Without altering anything, output the material below.

────

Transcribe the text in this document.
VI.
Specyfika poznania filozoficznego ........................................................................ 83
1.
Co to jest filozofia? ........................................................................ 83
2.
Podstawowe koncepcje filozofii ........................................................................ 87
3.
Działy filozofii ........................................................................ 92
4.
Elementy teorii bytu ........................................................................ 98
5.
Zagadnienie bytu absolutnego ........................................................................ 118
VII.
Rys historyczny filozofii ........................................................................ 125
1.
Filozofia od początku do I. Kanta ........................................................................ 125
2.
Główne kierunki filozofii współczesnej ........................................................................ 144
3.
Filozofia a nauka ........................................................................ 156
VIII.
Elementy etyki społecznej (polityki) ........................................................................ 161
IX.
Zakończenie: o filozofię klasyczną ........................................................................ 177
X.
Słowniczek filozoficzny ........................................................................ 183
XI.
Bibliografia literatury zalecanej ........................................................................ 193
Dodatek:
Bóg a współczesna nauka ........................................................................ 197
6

────

Result of this exercise:
Transcribe the text in this document.
VI.
Specyfika poznania filozoficznego ........................................................................ 83
1.
Co to jest filozofia? ........................................................................ 83
2.
Podstawowe koncepcje filozofii ........................................................................ 87
3.
Działy filozofii ........................................................................ 92
4.
Elementy teorii bytu ........................................................................ 98
5.
Zagadnienie bytu absolutnego ........................................................................ 118
VII.
Rys historyczny filozofii ........................................................................ 125
1.
Filozofia od początku do I. Kanta ........................................................................ 125
2.
Główne kierunki filozofii współczesnej ........................................................................ 144
3.
Filozofia a nauka ........................................................................ 156
VIII.
Elementy etyki społecznej (polityki) ........................................................................ 161
IX.
Zakończenie: o filozofię klasyczną ........................................................................ 177
X.
Słowniczek filozoficzny ........................................................................ 183
XI.
Bibliografia literatury zalecanej ........................................................................ 193
Dodatek:
Bóg a współczesna nauka ........................................................................ 197
6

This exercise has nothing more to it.